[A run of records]
##############################
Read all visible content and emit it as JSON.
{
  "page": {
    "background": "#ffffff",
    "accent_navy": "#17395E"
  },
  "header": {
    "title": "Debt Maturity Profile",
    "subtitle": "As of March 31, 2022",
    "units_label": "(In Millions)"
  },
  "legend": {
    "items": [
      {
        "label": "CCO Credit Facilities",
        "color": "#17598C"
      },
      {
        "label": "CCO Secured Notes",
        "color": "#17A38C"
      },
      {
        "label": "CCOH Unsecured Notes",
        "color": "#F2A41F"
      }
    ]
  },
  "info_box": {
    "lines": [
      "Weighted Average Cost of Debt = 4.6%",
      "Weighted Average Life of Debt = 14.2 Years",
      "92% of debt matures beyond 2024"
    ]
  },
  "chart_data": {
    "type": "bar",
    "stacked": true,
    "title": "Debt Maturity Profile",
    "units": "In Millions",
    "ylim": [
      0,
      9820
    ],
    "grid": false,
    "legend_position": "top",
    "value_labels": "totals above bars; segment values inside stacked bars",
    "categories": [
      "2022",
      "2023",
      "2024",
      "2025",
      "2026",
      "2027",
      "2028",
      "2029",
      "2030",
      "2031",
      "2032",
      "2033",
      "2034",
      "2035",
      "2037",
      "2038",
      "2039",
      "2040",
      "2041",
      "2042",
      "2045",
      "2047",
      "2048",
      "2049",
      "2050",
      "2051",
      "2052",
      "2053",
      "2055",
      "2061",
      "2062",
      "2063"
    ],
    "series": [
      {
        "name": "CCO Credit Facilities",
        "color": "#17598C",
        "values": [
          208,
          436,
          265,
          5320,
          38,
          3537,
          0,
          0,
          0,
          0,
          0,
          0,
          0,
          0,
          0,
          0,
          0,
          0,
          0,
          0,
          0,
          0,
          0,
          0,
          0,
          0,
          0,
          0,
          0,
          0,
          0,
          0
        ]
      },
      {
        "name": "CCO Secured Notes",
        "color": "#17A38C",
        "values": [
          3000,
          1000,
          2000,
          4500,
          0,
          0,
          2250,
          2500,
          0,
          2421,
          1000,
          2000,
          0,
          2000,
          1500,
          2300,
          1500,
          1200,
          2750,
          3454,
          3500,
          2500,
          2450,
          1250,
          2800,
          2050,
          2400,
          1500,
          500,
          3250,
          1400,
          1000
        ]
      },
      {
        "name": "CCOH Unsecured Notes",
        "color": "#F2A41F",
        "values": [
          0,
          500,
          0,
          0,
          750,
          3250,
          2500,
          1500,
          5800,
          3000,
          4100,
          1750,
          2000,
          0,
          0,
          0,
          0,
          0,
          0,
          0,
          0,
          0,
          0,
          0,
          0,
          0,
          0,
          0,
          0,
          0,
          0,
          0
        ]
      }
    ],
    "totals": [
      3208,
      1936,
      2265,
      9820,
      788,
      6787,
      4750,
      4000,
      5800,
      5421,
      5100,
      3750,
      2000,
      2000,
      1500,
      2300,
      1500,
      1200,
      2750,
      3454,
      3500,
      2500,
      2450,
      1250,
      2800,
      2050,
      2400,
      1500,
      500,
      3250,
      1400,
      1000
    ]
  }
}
##############################
* Task brief: Retype all the records, matching them exactly.

* Output below:
Read all visible content and emit it as JSON.
{
  "page": {
    "background": "#ffffff",
    "accent_navy": "#17395E"
  },
  "header": {
    "title": "Debt Maturity Profile",
    "subtitle": "As of March 31, 2022",
    "units_label": "(In Millions)"
  },
  "legend": {
    "items": [
      {
        "label": "CCO Credit Facilities",
        "color": "#17598C"
      },
      {
        "label": "CCO Secured Notes",
        "color": "#17A38C"
      },
      {
        "label": "CCOH Unsecured Notes",
        "color": "#F2A41F"
      }
    ]
  },
  "info_box": {
    "lines": [
      "Weighted Average Cost of Debt = 4.6%",
      "Weighted Average Life of Debt = 14.2 Years",
      "92% of debt matures beyond 2024"
    ]
  },
  "chart_data": {
    "type": "bar",
    "stacked": true,
    "title": "Debt Maturity Profile",
    "units": "In Millions",
    "ylim": [
      0,
      9820
    ],
    "grid": false,
    "legend_position": "top",
    "value_labels": "totals above bars; segment values inside stacked bars",
    "categories": [
      "2022",
      "2023",
      "2024",
      "2025",
      "2026",
      "2027",
      "2028",
      "2029",
      "2030",
      "2031",
      "2032",
      "2033",
      "2034",
      "2035",
      "2037",
      "2038",
      "2039",
      "2040",
      "2041",
      "2042",
      "2045",
      "2047",
      "2048",
      "2049",
      "2050",
      "2051",
      "2052",
      "2053",
      "2055",
      "2061",
      "2062",
      "2063"
    ],
    "series": [
      {
        "name": "CCO Credit Facilities",
        "color": "#17598C",
        "values": [
          208,
          436,
          265,
          5320,
          38,
          3537,
          0,
          0,
          0,
          0,
          0,
          0,
          0,
          0,
          0,
          0,
          0,
          0,
          0,
          0,
          0,
          0,
          0,
          0,
          0,
          0,
          0,
          0,
          0,
          0,
          0,
          0
        ]
      },
      {
        "name": "CCO Secured Notes",
        "color": "#17A38C",
        "values": [
          3000,
          1000,
          2000,
          4500,
          0,
          0,
          2250,
          2500,
          0,
          2421,
          1000,
          2000,
          0,
          2000,
          1500,
          2300,
          1500,
          1200,
          2750,
          3454,
          3500,
          2500,
          2450,
          1250,
          2800,
          2050,
          2400,
          1500,
          500,
          3250,
          1400,
          1000
        ]
      },
      {
        "name": "CCOH Unsecured Notes",
        "color": "#F2A41F",
        "values": [
          0,
          500,
          0,
          0,
          750,
          3250,
          2500,
          1500,
          5800,
          3000,
          4100,
          1750,
          2000,
          0,
          0,
          0,
          0,
          0,
          0,
          0,
          0,
          0,
          0,
          0,
          0,
          0,
          0,
          0,
          0,
          0,
          0,
          0
        ]
      }
    ],
    "totals": [
      3208,
      1936,
      2265,
      9820,
      788,
      6787,
      4750,
      4000,
      5800,
      5421,
      5100,
      3750,
      2000,
      2000,
      1500,
      2300,
      1500,
      1200,
      2750,
      3454,
      3500,
      2500,
      2450,
      1250,
      2800,
      2050,
      2400,
      1500,
      500,
      3250,
      1400,
      1000
    ]
  }
}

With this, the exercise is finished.